The exercise: Leaving out the pictures, please retype each record exactly.

Provided entries:
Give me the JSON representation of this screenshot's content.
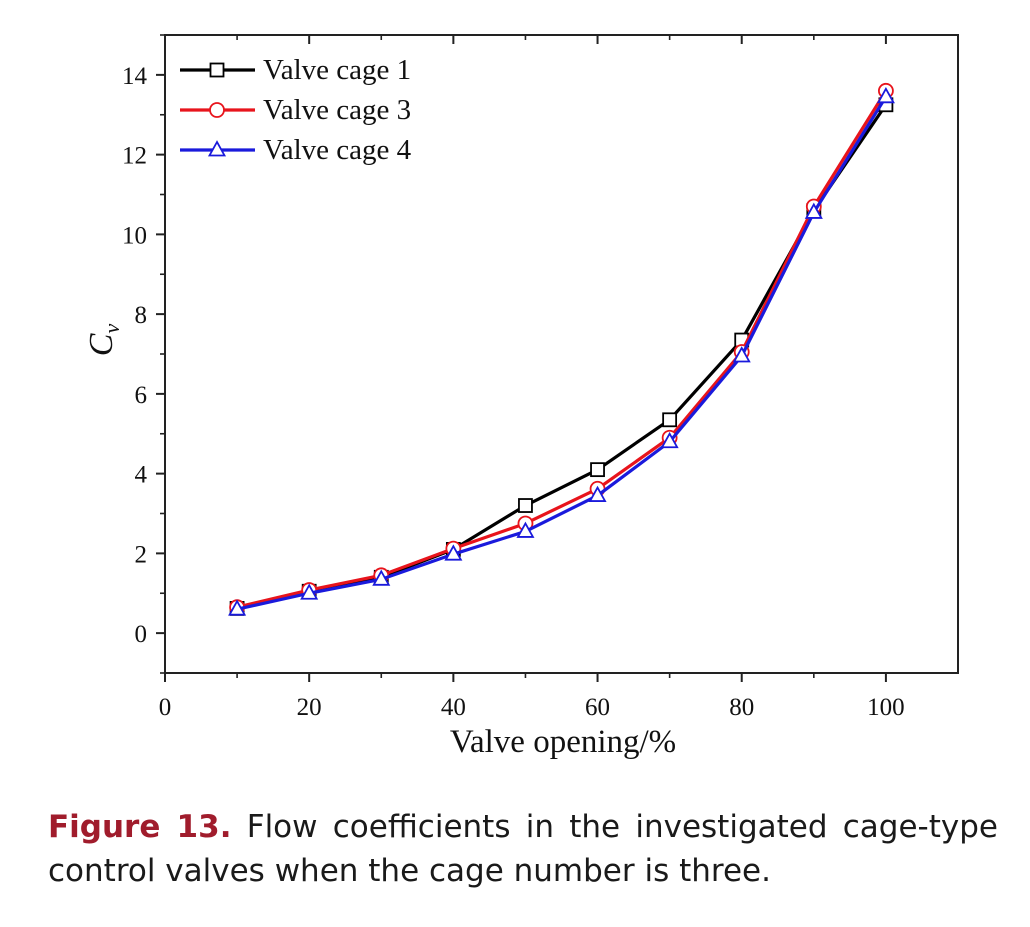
{
  "chart_data": {
    "type": "line",
    "xlabel": "Valve opening/%",
    "ylabel": "C",
    "ylabel_sub": "v",
    "xlim": [
      0,
      110
    ],
    "ylim": [
      -1,
      15
    ],
    "xticks": [
      0,
      20,
      40,
      60,
      80,
      100
    ],
    "yticks": [
      0,
      2,
      4,
      6,
      8,
      10,
      12,
      14
    ],
    "grid": false,
    "legend_position": "top-left",
    "x": [
      10,
      20,
      30,
      40,
      50,
      60,
      70,
      80,
      90,
      100
    ],
    "series": [
      {
        "name": "Valve cage 1",
        "color": "#000000",
        "marker": "square",
        "values": [
          0.62,
          1.05,
          1.4,
          2.1,
          3.2,
          4.1,
          5.35,
          7.35,
          10.6,
          13.25
        ]
      },
      {
        "name": "Valve cage 3",
        "color": "#e8141c",
        "marker": "circle",
        "values": [
          0.65,
          1.08,
          1.45,
          2.12,
          2.75,
          3.62,
          4.9,
          7.05,
          10.7,
          13.6
        ]
      },
      {
        "name": "Valve cage 4",
        "color": "#1a1adc",
        "marker": "triangle",
        "values": [
          0.6,
          1.0,
          1.35,
          1.98,
          2.55,
          3.45,
          4.8,
          6.95,
          10.55,
          13.45
        ]
      }
    ]
  },
  "caption": {
    "label": "Figure 13.",
    "text": "Flow coefficients in the investigated cage-type control valves when the cage number is three."
  }
}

Task result:
Give me the JSON representation of this screenshot's content.
{
  "chart_data": {
    "type": "line",
    "xlabel": "Valve opening/%",
    "ylabel": "C",
    "ylabel_sub": "v",
    "xlim": [
      0,
      110
    ],
    "ylim": [
      -1,
      15
    ],
    "xticks": [
      0,
      20,
      40,
      60,
      80,
      100
    ],
    "yticks": [
      0,
      2,
      4,
      6,
      8,
      10,
      12,
      14
    ],
    "grid": false,
    "legend_position": "top-left",
    "x": [
      10,
      20,
      30,
      40,
      50,
      60,
      70,
      80,
      90,
      100
    ],
    "series": [
      {
        "name": "Valve cage 1",
        "color": "#000000",
        "marker": "square",
        "values": [
          0.62,
          1.05,
          1.4,
          2.1,
          3.2,
          4.1,
          5.35,
          7.35,
          10.6,
          13.25
        ]
      },
      {
        "name": "Valve cage 3",
        "color": "#e8141c",
        "marker": "circle",
        "values": [
          0.65,
          1.08,
          1.45,
          2.12,
          2.75,
          3.62,
          4.9,
          7.05,
          10.7,
          13.6
        ]
      },
      {
        "name": "Valve cage 4",
        "color": "#1a1adc",
        "marker": "triangle",
        "values": [
          0.6,
          1.0,
          1.35,
          1.98,
          2.55,
          3.45,
          4.8,
          6.95,
          10.55,
          13.45
        ]
      }
    ]
  },
  "caption": {
    "label": "Figure 13.",
    "text": "Flow coefficients in the investigated cage-type control valves when the cage number is three."
  }
}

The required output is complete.